### [Stated task]
Find every line in the records below that contains the word "DRIVE", and copy each such line.

### [Dataset entries]
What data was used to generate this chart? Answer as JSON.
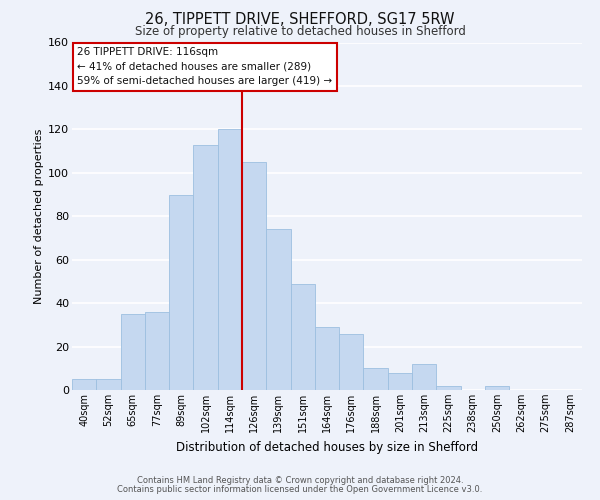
{
  "title": "26, TIPPETT DRIVE, SHEFFORD, SG17 5RW",
  "subtitle": "Size of property relative to detached houses in Shefford",
  "xlabel": "Distribution of detached houses by size in Shefford",
  "ylabel": "Number of detached properties",
  "bar_labels": [
    "40sqm",
    "52sqm",
    "65sqm",
    "77sqm",
    "89sqm",
    "102sqm",
    "114sqm",
    "126sqm",
    "139sqm",
    "151sqm",
    "164sqm",
    "176sqm",
    "188sqm",
    "201sqm",
    "213sqm",
    "225sqm",
    "238sqm",
    "250sqm",
    "262sqm",
    "275sqm",
    "287sqm"
  ],
  "bar_heights": [
    5,
    5,
    35,
    36,
    90,
    113,
    120,
    105,
    74,
    49,
    29,
    26,
    10,
    8,
    12,
    2,
    0,
    2,
    0,
    0,
    0
  ],
  "bar_color": "#c5d8f0",
  "bar_edge_color": "#9dbfe0",
  "vline_color": "#cc0000",
  "annotation_title": "26 TIPPETT DRIVE: 116sqm",
  "annotation_line1": "← 41% of detached houses are smaller (289)",
  "annotation_line2": "59% of semi-detached houses are larger (419) →",
  "annotation_box_color": "#ffffff",
  "annotation_box_edgecolor": "#cc0000",
  "ylim": [
    0,
    160
  ],
  "yticks": [
    0,
    20,
    40,
    60,
    80,
    100,
    120,
    140,
    160
  ],
  "footer1": "Contains HM Land Registry data © Crown copyright and database right 2024.",
  "footer2": "Contains public sector information licensed under the Open Government Licence v3.0.",
  "background_color": "#eef2fa"
}
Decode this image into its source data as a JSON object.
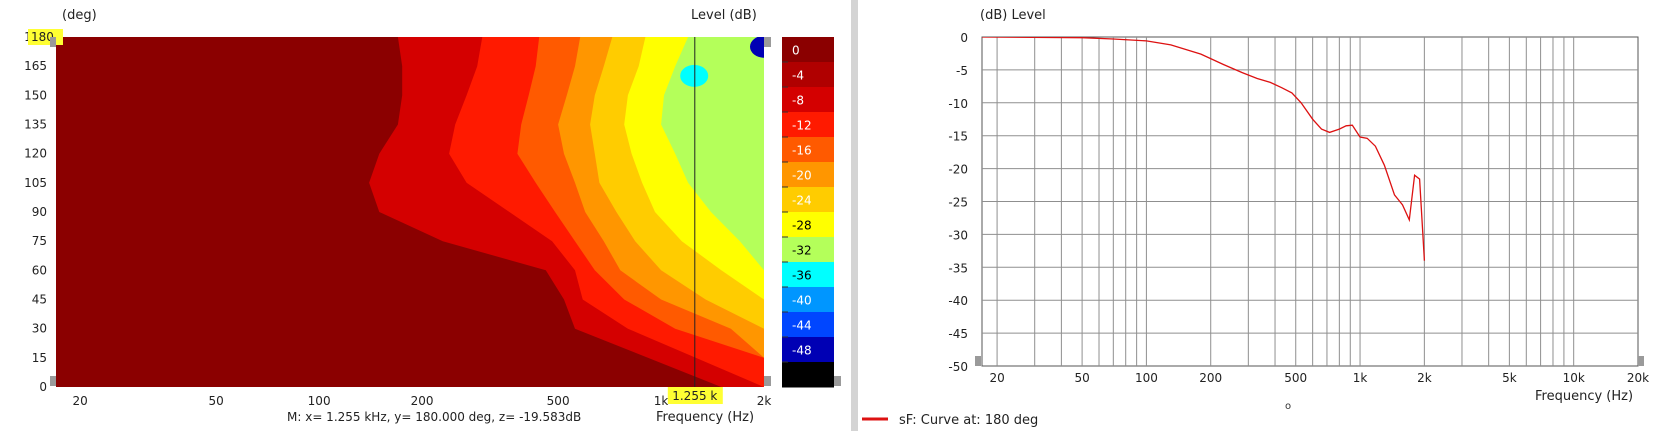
{
  "chart_data": [
    {
      "type": "heatmap",
      "title": "",
      "xlabel": "Frequency  (Hz)",
      "ylabel": "(deg)",
      "x_scale": "log",
      "xlim": [
        17,
        2000
      ],
      "ylim": [
        0,
        180
      ],
      "x_ticks": [
        {
          "value": 20,
          "label": "20"
        },
        {
          "value": 50,
          "label": "50"
        },
        {
          "value": 100,
          "label": "100"
        },
        {
          "value": 200,
          "label": "200"
        },
        {
          "value": 500,
          "label": "500"
        },
        {
          "value": 1000,
          "label": "1k"
        },
        {
          "value": 2000,
          "label": "2k"
        }
      ],
      "y_ticks": [
        0,
        15,
        30,
        45,
        60,
        75,
        90,
        105,
        120,
        135,
        150,
        165,
        180
      ],
      "colorbar": {
        "title": "Level  (dB)",
        "levels": [
          0,
          -4,
          -8,
          -12,
          -16,
          -20,
          -24,
          -28,
          -32,
          -36,
          -40,
          -44,
          -48
        ],
        "colors": [
          "#8b0000",
          "#b00000",
          "#d40000",
          "#ff1a00",
          "#ff5a00",
          "#ff9600",
          "#ffcc00",
          "#ffff00",
          "#b4ff5a",
          "#00ffff",
          "#0096ff",
          "#0046ff",
          "#0000b4",
          "#000000"
        ]
      },
      "contours": [
        {
          "level": -4,
          "freq_at_angle": [
            [
              0,
              1500
            ],
            [
              30,
              560
            ],
            [
              45,
              520
            ],
            [
              60,
              460
            ],
            [
              75,
              230
            ],
            [
              90,
              150
            ],
            [
              105,
              140
            ],
            [
              120,
              150
            ],
            [
              135,
              170
            ],
            [
              150,
              175
            ],
            [
              165,
              175
            ],
            [
              180,
              170
            ]
          ]
        },
        {
          "level": -8,
          "freq_at_angle": [
            [
              0,
              2000
            ],
            [
              30,
              800
            ],
            [
              45,
              590
            ],
            [
              60,
              560
            ],
            [
              75,
              480
            ],
            [
              90,
              360
            ],
            [
              105,
              270
            ],
            [
              120,
              240
            ],
            [
              135,
              250
            ],
            [
              150,
              270
            ],
            [
              165,
              290
            ],
            [
              180,
              300
            ]
          ]
        },
        {
          "level": -12,
          "freq_at_angle": [
            [
              0,
              2000
            ],
            [
              15,
              2000
            ],
            [
              30,
              1100
            ],
            [
              45,
              780
            ],
            [
              60,
              640
            ],
            [
              75,
              560
            ],
            [
              90,
              490
            ],
            [
              105,
              430
            ],
            [
              120,
              380
            ],
            [
              135,
              390
            ],
            [
              150,
              410
            ],
            [
              165,
              430
            ],
            [
              180,
              440
            ]
          ]
        },
        {
          "level": -16,
          "freq_at_angle": [
            [
              15,
              2000
            ],
            [
              30,
              1600
            ],
            [
              45,
              1000
            ],
            [
              60,
              760
            ],
            [
              75,
              680
            ],
            [
              90,
              600
            ],
            [
              105,
              560
            ],
            [
              120,
              520
            ],
            [
              135,
              500
            ],
            [
              150,
              530
            ],
            [
              165,
              560
            ],
            [
              180,
              580
            ]
          ]
        },
        {
          "level": -20,
          "freq_at_angle": [
            [
              30,
              2000
            ],
            [
              45,
              1350
            ],
            [
              60,
              1000
            ],
            [
              75,
              840
            ],
            [
              90,
              740
            ],
            [
              105,
              660
            ],
            [
              120,
              640
            ],
            [
              135,
              620
            ],
            [
              150,
              640
            ],
            [
              165,
              680
            ],
            [
              180,
              720
            ]
          ]
        },
        {
          "level": -24,
          "freq_at_angle": [
            [
              45,
              2000
            ],
            [
              60,
              1500
            ],
            [
              75,
              1150
            ],
            [
              90,
              960
            ],
            [
              105,
              880
            ],
            [
              120,
              820
            ],
            [
              135,
              780
            ],
            [
              150,
              800
            ],
            [
              165,
              860
            ],
            [
              180,
              900
            ]
          ]
        },
        {
          "level": -28,
          "freq_at_angle": [
            [
              60,
              2000
            ],
            [
              75,
              1700
            ],
            [
              90,
              1400
            ],
            [
              105,
              1200
            ],
            [
              120,
              1100
            ],
            [
              135,
              1000
            ],
            [
              150,
              1020
            ],
            [
              165,
              1100
            ],
            [
              180,
              1200
            ]
          ]
        }
      ],
      "spots": [
        {
          "level": -32,
          "freq": 1250,
          "angle": 160
        },
        {
          "level": -44,
          "freq": 2000,
          "angle": 175
        }
      ],
      "cursor": {
        "x_label": "1.255 k",
        "y_label": "180",
        "freq_hz": 1255,
        "angle_deg": 180
      },
      "readout": "M:  x= 1.255 kHz,  y= 180.000 deg, z= -19.583dB"
    },
    {
      "type": "line",
      "title": "",
      "xlabel": "Frequency  (Hz)",
      "ylabel": "(dB)  Level",
      "x_scale": "log",
      "xlim": [
        17,
        20000
      ],
      "ylim": [
        -50,
        0
      ],
      "x_ticks": [
        {
          "value": 20,
          "label": "20"
        },
        {
          "value": 50,
          "label": "50"
        },
        {
          "value": 100,
          "label": "100"
        },
        {
          "value": 200,
          "label": "200"
        },
        {
          "value": 500,
          "label": "500"
        },
        {
          "value": 1000,
          "label": "1k"
        },
        {
          "value": 2000,
          "label": "2k"
        },
        {
          "value": 5000,
          "label": "5k"
        },
        {
          "value": 10000,
          "label": "10k"
        },
        {
          "value": 20000,
          "label": "20k"
        }
      ],
      "y_ticks": [
        0,
        -5,
        -10,
        -15,
        -20,
        -25,
        -30,
        -35,
        -40,
        -45,
        -50
      ],
      "grid": true,
      "series": [
        {
          "name": "sF: Curve at: 180 deg",
          "color": "#dd1111",
          "x": [
            17,
            50,
            70,
            100,
            130,
            180,
            230,
            280,
            330,
            380,
            430,
            480,
            530,
            600,
            660,
            720,
            800,
            860,
            920,
            1000,
            1080,
            1180,
            1300,
            1450,
            1580,
            1700,
            1800,
            1900,
            2000
          ],
          "y": [
            0,
            -0.1,
            -0.3,
            -0.6,
            -1.2,
            -2.6,
            -4.2,
            -5.4,
            -6.3,
            -6.9,
            -7.7,
            -8.5,
            -10.0,
            -12.5,
            -14.0,
            -14.5,
            -14.0,
            -13.5,
            -13.4,
            -15.2,
            -15.4,
            -16.6,
            -19.5,
            -24.0,
            -25.5,
            -27.8,
            -21.0,
            -21.6,
            -34.0
          ]
        }
      ],
      "legend_position": "bottom-left",
      "extra_mark": "o"
    }
  ]
}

### [Expected answer]
  "title": "26, TIPPETT DRIVE, SHEFFORD, SG17 5RW",
  "annotation_title": "26 TIPPETT DRIVE: 116sqm",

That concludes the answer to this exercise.